-- TO BE DONE --
Each line of the listing that contains the word "College" is to be copied.

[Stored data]
/---

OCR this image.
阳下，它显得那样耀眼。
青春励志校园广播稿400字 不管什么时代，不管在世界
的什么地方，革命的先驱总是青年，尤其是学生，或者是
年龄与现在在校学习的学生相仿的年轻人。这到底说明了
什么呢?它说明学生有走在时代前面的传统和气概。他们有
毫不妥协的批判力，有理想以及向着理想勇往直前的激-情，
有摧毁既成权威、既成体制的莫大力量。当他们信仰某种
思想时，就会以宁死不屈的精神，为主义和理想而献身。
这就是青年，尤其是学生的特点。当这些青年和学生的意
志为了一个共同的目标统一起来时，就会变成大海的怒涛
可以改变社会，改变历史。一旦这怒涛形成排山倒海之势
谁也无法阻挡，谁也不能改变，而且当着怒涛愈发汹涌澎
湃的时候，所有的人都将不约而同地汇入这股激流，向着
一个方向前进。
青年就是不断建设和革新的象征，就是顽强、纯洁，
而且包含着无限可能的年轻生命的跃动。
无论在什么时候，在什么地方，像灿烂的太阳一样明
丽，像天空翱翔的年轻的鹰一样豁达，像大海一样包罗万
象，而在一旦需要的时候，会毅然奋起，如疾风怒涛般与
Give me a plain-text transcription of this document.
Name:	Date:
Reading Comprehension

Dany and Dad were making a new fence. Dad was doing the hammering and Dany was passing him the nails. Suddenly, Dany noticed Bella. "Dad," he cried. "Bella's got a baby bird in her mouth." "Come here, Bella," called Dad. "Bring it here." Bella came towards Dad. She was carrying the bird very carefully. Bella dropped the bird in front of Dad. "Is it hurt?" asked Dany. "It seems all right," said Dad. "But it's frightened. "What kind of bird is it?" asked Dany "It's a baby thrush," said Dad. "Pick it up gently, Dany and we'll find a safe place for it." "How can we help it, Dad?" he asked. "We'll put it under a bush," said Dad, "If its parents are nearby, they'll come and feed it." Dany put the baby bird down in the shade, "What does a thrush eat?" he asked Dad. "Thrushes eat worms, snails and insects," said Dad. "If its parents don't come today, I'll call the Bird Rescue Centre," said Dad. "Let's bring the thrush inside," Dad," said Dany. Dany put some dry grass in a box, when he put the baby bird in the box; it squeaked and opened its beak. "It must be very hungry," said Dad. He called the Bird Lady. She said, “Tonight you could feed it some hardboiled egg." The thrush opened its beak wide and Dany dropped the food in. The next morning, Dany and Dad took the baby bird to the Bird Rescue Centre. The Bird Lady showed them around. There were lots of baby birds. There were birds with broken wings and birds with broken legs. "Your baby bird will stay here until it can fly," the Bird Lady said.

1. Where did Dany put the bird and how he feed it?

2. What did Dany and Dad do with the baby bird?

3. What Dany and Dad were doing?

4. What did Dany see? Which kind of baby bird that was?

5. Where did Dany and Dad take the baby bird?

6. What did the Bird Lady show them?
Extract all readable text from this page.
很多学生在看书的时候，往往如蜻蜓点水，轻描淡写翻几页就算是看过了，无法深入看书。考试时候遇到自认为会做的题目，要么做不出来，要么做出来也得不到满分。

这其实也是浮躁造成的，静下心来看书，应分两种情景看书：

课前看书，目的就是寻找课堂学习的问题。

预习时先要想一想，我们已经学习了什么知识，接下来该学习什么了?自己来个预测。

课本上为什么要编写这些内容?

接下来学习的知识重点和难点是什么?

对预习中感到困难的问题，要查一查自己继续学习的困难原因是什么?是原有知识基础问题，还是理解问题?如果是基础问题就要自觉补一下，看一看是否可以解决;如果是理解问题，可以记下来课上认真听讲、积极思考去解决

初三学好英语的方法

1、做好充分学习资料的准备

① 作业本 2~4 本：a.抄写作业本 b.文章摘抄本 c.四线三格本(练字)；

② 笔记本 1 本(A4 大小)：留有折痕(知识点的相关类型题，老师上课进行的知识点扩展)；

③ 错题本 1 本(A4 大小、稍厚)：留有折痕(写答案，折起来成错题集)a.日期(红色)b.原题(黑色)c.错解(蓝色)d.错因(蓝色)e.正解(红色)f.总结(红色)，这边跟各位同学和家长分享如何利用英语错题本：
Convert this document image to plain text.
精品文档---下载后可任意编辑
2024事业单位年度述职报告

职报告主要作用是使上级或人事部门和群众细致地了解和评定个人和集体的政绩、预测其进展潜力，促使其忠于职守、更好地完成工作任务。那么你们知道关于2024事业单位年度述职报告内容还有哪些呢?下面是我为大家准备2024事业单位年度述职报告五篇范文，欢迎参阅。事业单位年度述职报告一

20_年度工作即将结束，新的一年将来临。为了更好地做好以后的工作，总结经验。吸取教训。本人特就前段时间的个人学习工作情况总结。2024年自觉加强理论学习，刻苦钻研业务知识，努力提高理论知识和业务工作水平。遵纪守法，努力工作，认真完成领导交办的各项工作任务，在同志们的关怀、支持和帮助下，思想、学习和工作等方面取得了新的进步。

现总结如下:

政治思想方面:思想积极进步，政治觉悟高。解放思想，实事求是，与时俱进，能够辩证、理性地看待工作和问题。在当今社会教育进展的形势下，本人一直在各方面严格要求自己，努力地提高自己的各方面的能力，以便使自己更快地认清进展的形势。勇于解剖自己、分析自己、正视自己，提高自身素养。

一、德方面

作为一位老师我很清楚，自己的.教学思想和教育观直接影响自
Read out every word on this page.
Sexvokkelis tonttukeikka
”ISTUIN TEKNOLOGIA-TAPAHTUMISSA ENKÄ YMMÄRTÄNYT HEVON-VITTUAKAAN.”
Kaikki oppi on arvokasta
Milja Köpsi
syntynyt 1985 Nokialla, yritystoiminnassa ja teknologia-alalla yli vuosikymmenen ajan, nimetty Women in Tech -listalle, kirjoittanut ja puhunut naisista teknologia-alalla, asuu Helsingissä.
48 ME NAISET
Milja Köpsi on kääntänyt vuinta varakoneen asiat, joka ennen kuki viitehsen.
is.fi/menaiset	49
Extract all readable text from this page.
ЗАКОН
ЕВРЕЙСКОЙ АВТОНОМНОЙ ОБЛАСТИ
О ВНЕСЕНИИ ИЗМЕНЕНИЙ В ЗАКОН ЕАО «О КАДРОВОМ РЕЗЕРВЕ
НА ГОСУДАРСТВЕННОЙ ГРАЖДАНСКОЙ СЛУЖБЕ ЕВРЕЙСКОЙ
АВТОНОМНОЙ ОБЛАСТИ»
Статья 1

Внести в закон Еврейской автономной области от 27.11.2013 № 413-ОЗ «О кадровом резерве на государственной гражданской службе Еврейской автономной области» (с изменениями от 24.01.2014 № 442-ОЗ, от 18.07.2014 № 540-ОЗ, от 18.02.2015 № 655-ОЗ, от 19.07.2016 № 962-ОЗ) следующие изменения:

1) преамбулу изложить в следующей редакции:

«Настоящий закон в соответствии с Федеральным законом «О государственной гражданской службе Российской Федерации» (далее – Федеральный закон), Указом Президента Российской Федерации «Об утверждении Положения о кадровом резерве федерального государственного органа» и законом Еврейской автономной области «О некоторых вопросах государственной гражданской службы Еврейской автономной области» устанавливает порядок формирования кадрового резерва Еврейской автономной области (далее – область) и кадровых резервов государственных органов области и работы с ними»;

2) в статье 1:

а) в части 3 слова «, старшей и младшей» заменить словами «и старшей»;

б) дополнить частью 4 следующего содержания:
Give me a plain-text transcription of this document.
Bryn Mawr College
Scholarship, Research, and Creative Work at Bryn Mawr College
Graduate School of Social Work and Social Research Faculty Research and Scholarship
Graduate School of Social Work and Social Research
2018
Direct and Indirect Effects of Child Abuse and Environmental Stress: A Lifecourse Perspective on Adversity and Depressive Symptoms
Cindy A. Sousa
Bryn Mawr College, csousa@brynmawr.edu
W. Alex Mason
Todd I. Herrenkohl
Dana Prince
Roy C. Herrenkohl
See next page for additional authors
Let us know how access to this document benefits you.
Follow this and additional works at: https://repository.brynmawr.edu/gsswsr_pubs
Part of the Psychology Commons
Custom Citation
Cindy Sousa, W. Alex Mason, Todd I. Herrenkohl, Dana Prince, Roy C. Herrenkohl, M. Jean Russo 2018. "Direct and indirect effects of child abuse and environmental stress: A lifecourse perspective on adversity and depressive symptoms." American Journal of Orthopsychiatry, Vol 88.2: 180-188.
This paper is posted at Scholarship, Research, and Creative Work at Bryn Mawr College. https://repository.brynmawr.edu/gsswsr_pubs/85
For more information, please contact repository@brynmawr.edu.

\---

-- WRITTEN RESPONSE --
Bryn Mawr College
Scholarship, Research, and Creative Work at Bryn Mawr College
Bryn Mawr College, csousa@brynmawr.edu
This paper is posted at Scholarship, Research, and Creative Work at Bryn Mawr College. https://repository.brynmawr.edu/gsswsr_pubs/85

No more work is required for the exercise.